-- start of Records shown --
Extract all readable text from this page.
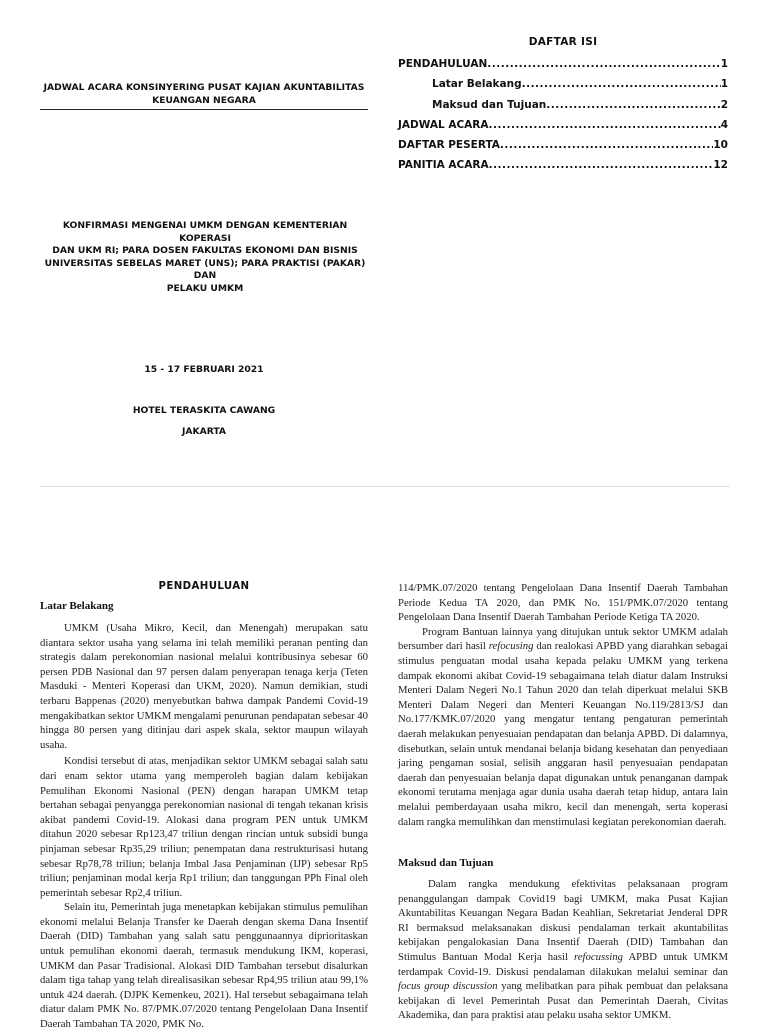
DAFTAR ISI
PENDAHULUAN .....	1
Latar Belakang .....	1
Maksud dan Tujuan .....	2
JADWAL ACARA .....	4
DAFTAR PESERTA .....	10
PANITIA ACARA .....	12
JADWAL ACARA KONSINYERING PUSAT KAJIAN AKUNTABILITAS
KEUANGAN NEGARA
KONFIRMASI MENGENAI UMKM DENGAN KEMENTERIAN KOPERASI
DAN UKM RI; PARA DOSEN FAKULTAS EKONOMI DAN BISNIS
UNIVERSITAS SEBELAS MARET (UNS); PARA PRAKTISI (PAKAR) DAN
PELAKU UMKM
15 - 17 FEBRUARI 2021
HOTEL TERASKITA CAWANG
JAKARTA
PENDAHULUAN
Latar Belakang

UMKM (Usaha Mikro, Kecil, dan Menengah) merupakan satu diantara sektor usaha yang selama ini telah memiliki peranan penting dan strategis dalam perekonomian nasional melalui kontribusinya sebesar 60 persen PDB Nasional dan 97 persen dalam penyerapan tenaga kerja (Teten Masduki - Menteri Koperasi dan UKM, 2020). Namun demikian, studi terbaru Bappenas (2020) menyebutkan bahwa dampak Pandemi Covid-19 mengakibatkan sektor UMKM mengalami penurunan pendapatan sebesar 40 hingga 80 persen yang ditinjau dari aspek skala, sektor maupun wilayah usaha.

Kondisi tersebut di atas, menjadikan sektor UMKM sebagai salah satu dari enam sektor utama yang memperoleh bagian dalam kebijakan Pemulihan Ekonomi Nasional (PEN) dengan harapan UMKM tetap bertahan sebagai penyangga perekonomian nasional di tengah tekanan krisis akibat pandemi Covid-19. Alokasi dana program PEN untuk UMKM ditahun 2020 sebesar Rp123,47 triliun dengan rincian untuk subsidi bunga pinjaman sebesar Rp35,29 triliun; penempatan dana restrukturisasi hutang sebesar Rp78,78 triliun; belanja Imbal Jasa Penjaminan (IJP) sebesar Rp5 triliun; penjaminan modal kerja Rp1 triliun; dan tanggungan PPh Final oleh pemerintah sebesar Rp2,4 triliun.

Selain itu, Pemerintah juga menetapkan kebijakan stimulus pemulihan ekonomi melalui Belanja Transfer ke Daerah dengan skema Dana Insentif Daerah (DID) Tambahan yang salah satu penggunaannya diprioritaskan untuk pemulihan ekonomi daerah, termasuk mendukung IKM, koperasi, UMKM dan Pasar Tradisional. Alokasi DID Tambahan tersebut disalurkan dalam tiga tahap yang telah direalisasikan sebesar Rp4,95 triliun atau 99,1% untuk 424 daerah. (DJPK Kemenkeu, 2021). Hal tersebut sebagaimana telah diatur dalam PMK No. 87/PMK.07/2020 tentang Pengelolaan Dana Insentif Daerah Tambahan TA 2020, PMK No.

114/PMK.07/2020 tentang Pengelolaan Dana Insentif Daerah Tambahan Periode Kedua TA 2020, dan PMK No. 151/PMK.07/2020 tentang Pengelolaan Dana Insentif Daerah Tambahan Periode Ketiga TA 2020.

Program Bantuan lainnya yang ditujukan untuk sektor UMKM adalah bersumber dari hasil refocusing dan realokasi APBD yang diarahkan sebagai stimulus penguatan modal usaha kepada pelaku UMKM yang terkena dampak ekonomi akibat Covid-19 sebagaimana telah diatur dalam Instruksi Menteri Dalam Negeri No.1 Tahun 2020 dan telah diperkuat melalui SKB Menteri Dalam Negeri dan Menteri Keuangan No.119/2813/SJ dan No.177/KMK.07/2020 yang mengatur tentang pengaturan pemerintah daerah melakukan penyesuaian pendapatan dan belanja APBD. Di dalamnya, disebutkan, selain untuk mendanai belanja bidang kesehatan dan penyediaan jaring pengaman sosial, selisih anggaran hasil penyesuaian pendapatan daerah dan penyesuaian belanja dapat digunakan untuk penanganan dampak ekonomi terutama menjaga agar dunia usaha daerah tetap hidup, antara lain melalui pemberdayaan usaha mikro, kecil dan menengah, serta koperasi dalam rangka memulihkan dan menstimulasi kegiatan perekonomian daerah.

Maksud dan Tujuan

Dalam rangka mendukung efektivitas pelaksanaan program penanggulangan dampak Covid19 bagi UMKM, maka Pusat Kajian Akuntabilitas Keuangan Negara Badan Keahlian, Sekretariat Jenderal DPR RI bermaksud melaksanakan diskusi pendalaman terkait akuntabilitas kebijakan pengalokasian Dana Insentif Daerah (DID) Tambahan dan Stimulus Bantuan Modal Kerja hasil refocussing APBD untuk UMKM terdampak Covid-19. Diskusi pendalaman dilakukan melalui seminar dan focus group discussion yang melibatkan para pihak pembuat dan pelaksana kebijakan di level Pemerintah Pusat dan Pemerintah Daerah, Civitas Akademika, dan para praktisi atau pelaku usaha sektor UMKM.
-- end of Records shown --
*Set task*
Without the pictures, extract every entry verbatim.

*Correct result*
Extract all readable text from this page.
DAFTAR ISI
PENDAHULUAN .....	1
Latar Belakang .....	1
Maksud dan Tujuan .....	2
JADWAL ACARA .....	4
DAFTAR PESERTA .....	10
PANITIA ACARA .....	12
JADWAL ACARA KONSINYERING PUSAT KAJIAN AKUNTABILITAS
KEUANGAN NEGARA
KONFIRMASI MENGENAI UMKM DENGAN KEMENTERIAN KOPERASI
DAN UKM RI; PARA DOSEN FAKULTAS EKONOMI DAN BISNIS
UNIVERSITAS SEBELAS MARET (UNS); PARA PRAKTISI (PAKAR) DAN
PELAKU UMKM
15 - 17 FEBRUARI 2021
HOTEL TERASKITA CAWANG
JAKARTA
PENDAHULUAN
Latar Belakang

UMKM (Usaha Mikro, Kecil, dan Menengah) merupakan satu diantara sektor usaha yang selama ini telah memiliki peranan penting dan strategis dalam perekonomian nasional melalui kontribusinya sebesar 60 persen PDB Nasional dan 97 persen dalam penyerapan tenaga kerja (Teten Masduki - Menteri Koperasi dan UKM, 2020). Namun demikian, studi terbaru Bappenas (2020) menyebutkan bahwa dampak Pandemi Covid-19 mengakibatkan sektor UMKM mengalami penurunan pendapatan sebesar 40 hingga 80 persen yang ditinjau dari aspek skala, sektor maupun wilayah usaha.

Kondisi tersebut di atas, menjadikan sektor UMKM sebagai salah satu dari enam sektor utama yang memperoleh bagian dalam kebijakan Pemulihan Ekonomi Nasional (PEN) dengan harapan UMKM tetap bertahan sebagai penyangga perekonomian nasional di tengah tekanan krisis akibat pandemi Covid-19. Alokasi dana program PEN untuk UMKM ditahun 2020 sebesar Rp123,47 triliun dengan rincian untuk subsidi bunga pinjaman sebesar Rp35,29 triliun; penempatan dana restrukturisasi hutang sebesar Rp78,78 triliun; belanja Imbal Jasa Penjaminan (IJP) sebesar Rp5 triliun; penjaminan modal kerja Rp1 triliun; dan tanggungan PPh Final oleh pemerintah sebesar Rp2,4 triliun.

Selain itu, Pemerintah juga menetapkan kebijakan stimulus pemulihan ekonomi melalui Belanja Transfer ke Daerah dengan skema Dana Insentif Daerah (DID) Tambahan yang salah satu penggunaannya diprioritaskan untuk pemulihan ekonomi daerah, termasuk mendukung IKM, koperasi, UMKM dan Pasar Tradisional. Alokasi DID Tambahan tersebut disalurkan dalam tiga tahap yang telah direalisasikan sebesar Rp4,95 triliun atau 99,1% untuk 424 daerah. (DJPK Kemenkeu, 2021). Hal tersebut sebagaimana telah diatur dalam PMK No. 87/PMK.07/2020 tentang Pengelolaan Dana Insentif Daerah Tambahan TA 2020, PMK No.

114/PMK.07/2020 tentang Pengelolaan Dana Insentif Daerah Tambahan Periode Kedua TA 2020, dan PMK No. 151/PMK.07/2020 tentang Pengelolaan Dana Insentif Daerah Tambahan Periode Ketiga TA 2020.

Program Bantuan lainnya yang ditujukan untuk sektor UMKM adalah bersumber dari hasil refocusing dan realokasi APBD yang diarahkan sebagai stimulus penguatan modal usaha kepada pelaku UMKM yang terkena dampak ekonomi akibat Covid-19 sebagaimana telah diatur dalam Instruksi Menteri Dalam Negeri No.1 Tahun 2020 dan telah diperkuat melalui SKB Menteri Dalam Negeri dan Menteri Keuangan No.119/2813/SJ dan No.177/KMK.07/2020 yang mengatur tentang pengaturan pemerintah daerah melakukan penyesuaian pendapatan dan belanja APBD. Di dalamnya, disebutkan, selain untuk mendanai belanja bidang kesehatan dan penyediaan jaring pengaman sosial, selisih anggaran hasil penyesuaian pendapatan daerah dan penyesuaian belanja dapat digunakan untuk penanganan dampak ekonomi terutama menjaga agar dunia usaha daerah tetap hidup, antara lain melalui pemberdayaan usaha mikro, kecil dan menengah, serta koperasi dalam rangka memulihkan dan menstimulasi kegiatan perekonomian daerah.

Maksud dan Tujuan

Dalam rangka mendukung efektivitas pelaksanaan program penanggulangan dampak Covid19 bagi UMKM, maka Pusat Kajian Akuntabilitas Keuangan Negara Badan Keahlian, Sekretariat Jenderal DPR RI bermaksud melaksanakan diskusi pendalaman terkait akuntabilitas kebijakan pengalokasian Dana Insentif Daerah (DID) Tambahan dan Stimulus Bantuan Modal Kerja hasil refocussing APBD untuk UMKM terdampak Covid-19. Diskusi pendalaman dilakukan melalui seminar dan focus group discussion yang melibatkan para pihak pembuat dan pelaksana kebijakan di level Pemerintah Pusat dan Pemerintah Daerah, Civitas Akademika, dan para praktisi atau pelaku usaha sektor UMKM.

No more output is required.